— start —
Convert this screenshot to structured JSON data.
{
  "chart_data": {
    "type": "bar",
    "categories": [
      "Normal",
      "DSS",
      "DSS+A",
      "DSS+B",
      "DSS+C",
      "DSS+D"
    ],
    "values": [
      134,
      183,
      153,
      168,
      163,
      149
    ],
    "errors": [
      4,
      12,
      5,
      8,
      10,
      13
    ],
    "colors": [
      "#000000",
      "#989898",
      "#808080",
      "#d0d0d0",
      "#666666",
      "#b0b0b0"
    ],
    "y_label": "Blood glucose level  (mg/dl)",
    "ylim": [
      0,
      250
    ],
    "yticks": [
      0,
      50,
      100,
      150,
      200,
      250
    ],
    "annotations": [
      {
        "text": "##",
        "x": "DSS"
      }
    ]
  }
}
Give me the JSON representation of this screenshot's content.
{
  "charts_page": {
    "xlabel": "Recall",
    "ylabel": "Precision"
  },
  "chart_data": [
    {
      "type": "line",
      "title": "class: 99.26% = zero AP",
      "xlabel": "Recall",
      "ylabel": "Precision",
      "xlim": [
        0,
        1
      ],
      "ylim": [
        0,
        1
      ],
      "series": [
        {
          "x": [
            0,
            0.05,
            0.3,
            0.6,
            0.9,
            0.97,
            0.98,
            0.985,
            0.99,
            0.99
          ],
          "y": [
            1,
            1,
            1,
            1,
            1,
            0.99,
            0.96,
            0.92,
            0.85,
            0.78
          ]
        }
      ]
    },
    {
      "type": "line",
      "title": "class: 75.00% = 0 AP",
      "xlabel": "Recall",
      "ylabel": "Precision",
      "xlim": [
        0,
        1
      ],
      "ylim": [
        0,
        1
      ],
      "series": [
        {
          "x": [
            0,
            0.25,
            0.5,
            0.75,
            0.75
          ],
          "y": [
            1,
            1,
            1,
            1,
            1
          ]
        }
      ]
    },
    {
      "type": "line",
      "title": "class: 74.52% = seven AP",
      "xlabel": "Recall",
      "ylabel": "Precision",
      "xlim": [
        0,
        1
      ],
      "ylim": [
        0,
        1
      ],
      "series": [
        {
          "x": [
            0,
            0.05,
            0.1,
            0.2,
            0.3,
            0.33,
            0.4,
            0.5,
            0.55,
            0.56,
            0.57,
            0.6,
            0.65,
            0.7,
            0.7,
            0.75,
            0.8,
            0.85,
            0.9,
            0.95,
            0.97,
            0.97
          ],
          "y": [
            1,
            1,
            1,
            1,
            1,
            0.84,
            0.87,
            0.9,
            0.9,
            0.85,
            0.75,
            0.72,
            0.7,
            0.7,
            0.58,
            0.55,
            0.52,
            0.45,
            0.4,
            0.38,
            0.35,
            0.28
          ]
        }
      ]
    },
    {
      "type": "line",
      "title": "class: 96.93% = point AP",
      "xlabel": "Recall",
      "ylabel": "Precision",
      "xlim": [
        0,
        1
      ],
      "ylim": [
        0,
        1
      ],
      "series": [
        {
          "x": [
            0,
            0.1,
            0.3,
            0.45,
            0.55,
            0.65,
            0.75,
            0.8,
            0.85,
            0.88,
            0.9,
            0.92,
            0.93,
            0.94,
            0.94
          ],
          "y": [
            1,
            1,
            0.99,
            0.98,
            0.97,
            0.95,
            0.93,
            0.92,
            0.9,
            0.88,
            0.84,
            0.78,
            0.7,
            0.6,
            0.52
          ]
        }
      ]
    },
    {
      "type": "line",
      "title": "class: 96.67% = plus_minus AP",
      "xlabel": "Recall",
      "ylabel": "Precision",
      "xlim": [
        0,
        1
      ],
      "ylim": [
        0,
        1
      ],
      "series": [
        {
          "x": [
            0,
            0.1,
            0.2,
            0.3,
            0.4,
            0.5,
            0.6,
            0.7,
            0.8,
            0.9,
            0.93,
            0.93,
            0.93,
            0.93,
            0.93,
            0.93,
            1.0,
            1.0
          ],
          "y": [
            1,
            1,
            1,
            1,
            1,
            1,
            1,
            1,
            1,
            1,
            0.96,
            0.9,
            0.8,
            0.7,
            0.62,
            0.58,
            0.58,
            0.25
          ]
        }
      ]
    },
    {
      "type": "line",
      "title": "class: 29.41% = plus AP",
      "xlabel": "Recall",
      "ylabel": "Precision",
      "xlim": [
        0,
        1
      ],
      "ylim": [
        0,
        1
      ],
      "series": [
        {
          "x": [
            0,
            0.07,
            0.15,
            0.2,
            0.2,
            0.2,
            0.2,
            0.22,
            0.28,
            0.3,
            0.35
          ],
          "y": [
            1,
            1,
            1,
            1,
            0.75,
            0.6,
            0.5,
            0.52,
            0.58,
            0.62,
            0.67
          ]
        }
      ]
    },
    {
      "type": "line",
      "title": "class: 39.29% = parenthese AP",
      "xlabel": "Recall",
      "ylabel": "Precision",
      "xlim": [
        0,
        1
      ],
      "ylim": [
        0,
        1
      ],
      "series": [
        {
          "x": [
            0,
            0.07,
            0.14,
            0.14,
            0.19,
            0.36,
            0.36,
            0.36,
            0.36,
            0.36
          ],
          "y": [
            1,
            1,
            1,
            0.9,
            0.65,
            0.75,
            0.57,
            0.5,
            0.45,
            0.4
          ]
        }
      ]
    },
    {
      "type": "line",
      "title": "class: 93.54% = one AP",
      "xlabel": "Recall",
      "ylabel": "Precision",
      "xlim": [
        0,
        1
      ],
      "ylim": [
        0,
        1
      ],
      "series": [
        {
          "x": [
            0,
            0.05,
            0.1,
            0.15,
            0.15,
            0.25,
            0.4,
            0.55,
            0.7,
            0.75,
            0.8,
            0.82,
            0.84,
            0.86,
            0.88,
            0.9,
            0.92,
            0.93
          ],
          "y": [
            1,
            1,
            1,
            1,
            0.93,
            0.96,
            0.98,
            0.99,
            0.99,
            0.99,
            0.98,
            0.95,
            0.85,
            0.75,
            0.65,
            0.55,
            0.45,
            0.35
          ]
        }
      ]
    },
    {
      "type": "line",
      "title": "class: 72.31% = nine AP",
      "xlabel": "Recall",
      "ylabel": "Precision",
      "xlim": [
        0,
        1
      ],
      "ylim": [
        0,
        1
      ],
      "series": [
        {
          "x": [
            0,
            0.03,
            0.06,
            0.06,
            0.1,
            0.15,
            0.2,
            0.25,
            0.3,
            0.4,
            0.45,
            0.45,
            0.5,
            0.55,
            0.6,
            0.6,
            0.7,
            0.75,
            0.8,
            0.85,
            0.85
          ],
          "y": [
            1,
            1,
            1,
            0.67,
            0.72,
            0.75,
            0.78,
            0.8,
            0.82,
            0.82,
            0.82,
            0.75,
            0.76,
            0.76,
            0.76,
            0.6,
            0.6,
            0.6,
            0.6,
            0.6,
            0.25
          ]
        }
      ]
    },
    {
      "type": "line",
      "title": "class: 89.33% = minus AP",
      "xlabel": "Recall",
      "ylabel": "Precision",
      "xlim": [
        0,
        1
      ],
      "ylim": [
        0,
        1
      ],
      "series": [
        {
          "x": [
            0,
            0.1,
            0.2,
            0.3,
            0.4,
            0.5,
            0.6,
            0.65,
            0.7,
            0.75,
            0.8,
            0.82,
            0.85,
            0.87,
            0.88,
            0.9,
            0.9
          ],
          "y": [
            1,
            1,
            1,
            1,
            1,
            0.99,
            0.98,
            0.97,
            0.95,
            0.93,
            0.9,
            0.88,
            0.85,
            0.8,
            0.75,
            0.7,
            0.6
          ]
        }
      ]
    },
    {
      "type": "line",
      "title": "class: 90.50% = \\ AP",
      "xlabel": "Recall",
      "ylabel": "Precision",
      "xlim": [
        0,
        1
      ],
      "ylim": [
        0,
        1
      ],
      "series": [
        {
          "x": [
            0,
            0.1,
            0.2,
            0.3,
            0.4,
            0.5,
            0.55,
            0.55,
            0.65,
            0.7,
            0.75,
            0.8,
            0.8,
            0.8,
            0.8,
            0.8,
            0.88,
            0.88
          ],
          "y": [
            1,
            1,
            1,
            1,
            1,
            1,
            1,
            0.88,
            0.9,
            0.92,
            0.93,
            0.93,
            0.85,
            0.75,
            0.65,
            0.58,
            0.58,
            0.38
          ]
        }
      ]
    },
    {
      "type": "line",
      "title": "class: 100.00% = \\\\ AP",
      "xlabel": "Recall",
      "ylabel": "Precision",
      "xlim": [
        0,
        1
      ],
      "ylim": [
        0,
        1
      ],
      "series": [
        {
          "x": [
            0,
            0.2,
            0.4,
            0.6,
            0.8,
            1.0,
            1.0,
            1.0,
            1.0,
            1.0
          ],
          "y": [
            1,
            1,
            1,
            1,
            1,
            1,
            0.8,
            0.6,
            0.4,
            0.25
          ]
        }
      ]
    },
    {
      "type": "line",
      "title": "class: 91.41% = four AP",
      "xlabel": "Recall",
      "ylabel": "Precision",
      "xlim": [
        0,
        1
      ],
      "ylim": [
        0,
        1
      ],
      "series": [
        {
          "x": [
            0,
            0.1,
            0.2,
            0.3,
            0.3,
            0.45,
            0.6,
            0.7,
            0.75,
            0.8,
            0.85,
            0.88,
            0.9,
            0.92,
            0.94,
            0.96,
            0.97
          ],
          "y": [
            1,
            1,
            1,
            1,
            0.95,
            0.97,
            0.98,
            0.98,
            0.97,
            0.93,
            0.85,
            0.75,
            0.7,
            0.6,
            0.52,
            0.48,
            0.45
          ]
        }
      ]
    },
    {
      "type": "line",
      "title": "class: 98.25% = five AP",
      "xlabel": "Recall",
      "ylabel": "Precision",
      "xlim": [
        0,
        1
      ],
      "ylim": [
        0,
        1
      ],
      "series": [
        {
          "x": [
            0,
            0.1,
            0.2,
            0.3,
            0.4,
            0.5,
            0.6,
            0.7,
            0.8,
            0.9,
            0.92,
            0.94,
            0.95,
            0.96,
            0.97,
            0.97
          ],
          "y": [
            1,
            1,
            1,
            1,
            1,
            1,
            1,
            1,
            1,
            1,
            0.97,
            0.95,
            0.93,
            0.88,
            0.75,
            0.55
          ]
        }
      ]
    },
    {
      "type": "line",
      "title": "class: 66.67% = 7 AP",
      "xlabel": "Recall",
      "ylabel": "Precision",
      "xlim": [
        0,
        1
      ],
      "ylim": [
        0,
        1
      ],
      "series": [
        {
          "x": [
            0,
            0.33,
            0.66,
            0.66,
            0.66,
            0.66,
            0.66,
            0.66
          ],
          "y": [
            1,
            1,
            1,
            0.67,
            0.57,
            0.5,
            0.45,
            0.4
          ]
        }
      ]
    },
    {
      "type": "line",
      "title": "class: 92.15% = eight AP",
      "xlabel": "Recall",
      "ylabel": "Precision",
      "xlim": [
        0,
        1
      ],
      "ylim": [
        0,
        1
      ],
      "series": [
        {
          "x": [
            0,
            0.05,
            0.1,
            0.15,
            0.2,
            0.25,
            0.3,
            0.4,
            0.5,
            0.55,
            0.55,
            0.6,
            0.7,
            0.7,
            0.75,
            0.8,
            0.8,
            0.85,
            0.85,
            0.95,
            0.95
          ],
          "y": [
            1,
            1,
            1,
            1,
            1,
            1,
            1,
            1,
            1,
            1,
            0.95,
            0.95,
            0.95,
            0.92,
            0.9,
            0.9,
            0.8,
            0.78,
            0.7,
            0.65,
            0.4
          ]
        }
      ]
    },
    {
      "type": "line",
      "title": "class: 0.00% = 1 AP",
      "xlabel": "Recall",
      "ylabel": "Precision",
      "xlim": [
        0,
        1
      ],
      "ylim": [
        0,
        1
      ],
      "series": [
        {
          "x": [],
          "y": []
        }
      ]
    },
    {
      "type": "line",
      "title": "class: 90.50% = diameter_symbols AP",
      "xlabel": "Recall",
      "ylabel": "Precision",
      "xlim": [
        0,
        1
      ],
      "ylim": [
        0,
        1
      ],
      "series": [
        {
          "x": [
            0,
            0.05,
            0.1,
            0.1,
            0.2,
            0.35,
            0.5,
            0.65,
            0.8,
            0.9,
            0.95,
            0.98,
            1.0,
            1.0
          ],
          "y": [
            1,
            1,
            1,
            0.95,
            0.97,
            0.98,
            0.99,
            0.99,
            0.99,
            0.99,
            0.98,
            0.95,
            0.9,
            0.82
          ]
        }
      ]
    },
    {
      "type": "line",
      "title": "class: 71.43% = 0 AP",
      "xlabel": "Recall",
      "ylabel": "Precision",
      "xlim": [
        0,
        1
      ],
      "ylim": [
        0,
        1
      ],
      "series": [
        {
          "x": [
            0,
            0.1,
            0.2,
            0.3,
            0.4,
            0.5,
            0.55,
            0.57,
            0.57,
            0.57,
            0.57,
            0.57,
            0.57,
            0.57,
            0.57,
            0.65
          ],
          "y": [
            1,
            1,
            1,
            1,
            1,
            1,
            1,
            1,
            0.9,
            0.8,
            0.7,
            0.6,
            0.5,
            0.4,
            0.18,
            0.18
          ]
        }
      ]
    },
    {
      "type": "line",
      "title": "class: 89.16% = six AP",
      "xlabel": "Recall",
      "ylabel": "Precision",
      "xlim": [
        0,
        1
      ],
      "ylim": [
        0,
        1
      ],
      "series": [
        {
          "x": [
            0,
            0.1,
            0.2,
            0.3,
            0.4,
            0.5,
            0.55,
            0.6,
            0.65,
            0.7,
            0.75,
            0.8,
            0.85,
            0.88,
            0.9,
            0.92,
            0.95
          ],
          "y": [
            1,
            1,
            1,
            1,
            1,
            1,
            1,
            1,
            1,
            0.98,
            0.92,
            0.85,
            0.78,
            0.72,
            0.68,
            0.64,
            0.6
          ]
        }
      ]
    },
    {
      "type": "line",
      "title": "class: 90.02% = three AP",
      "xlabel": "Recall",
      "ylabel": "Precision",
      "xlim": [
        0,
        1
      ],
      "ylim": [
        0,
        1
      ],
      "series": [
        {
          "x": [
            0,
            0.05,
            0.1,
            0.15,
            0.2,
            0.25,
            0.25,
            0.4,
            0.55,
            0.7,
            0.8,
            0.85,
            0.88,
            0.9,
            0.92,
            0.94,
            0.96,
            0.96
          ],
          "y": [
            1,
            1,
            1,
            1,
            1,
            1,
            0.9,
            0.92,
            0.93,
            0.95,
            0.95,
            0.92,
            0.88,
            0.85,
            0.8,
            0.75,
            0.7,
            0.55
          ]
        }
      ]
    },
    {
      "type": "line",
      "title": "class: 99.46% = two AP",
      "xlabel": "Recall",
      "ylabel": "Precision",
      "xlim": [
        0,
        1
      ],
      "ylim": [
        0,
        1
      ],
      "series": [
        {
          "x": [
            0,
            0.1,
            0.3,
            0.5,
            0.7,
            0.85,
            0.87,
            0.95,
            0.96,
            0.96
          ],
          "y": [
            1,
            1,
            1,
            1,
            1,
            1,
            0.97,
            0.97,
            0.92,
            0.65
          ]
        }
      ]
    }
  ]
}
— end —
Looking at the entries above, say how many lines contain the word "this". Only the number is wanted.

● Response
2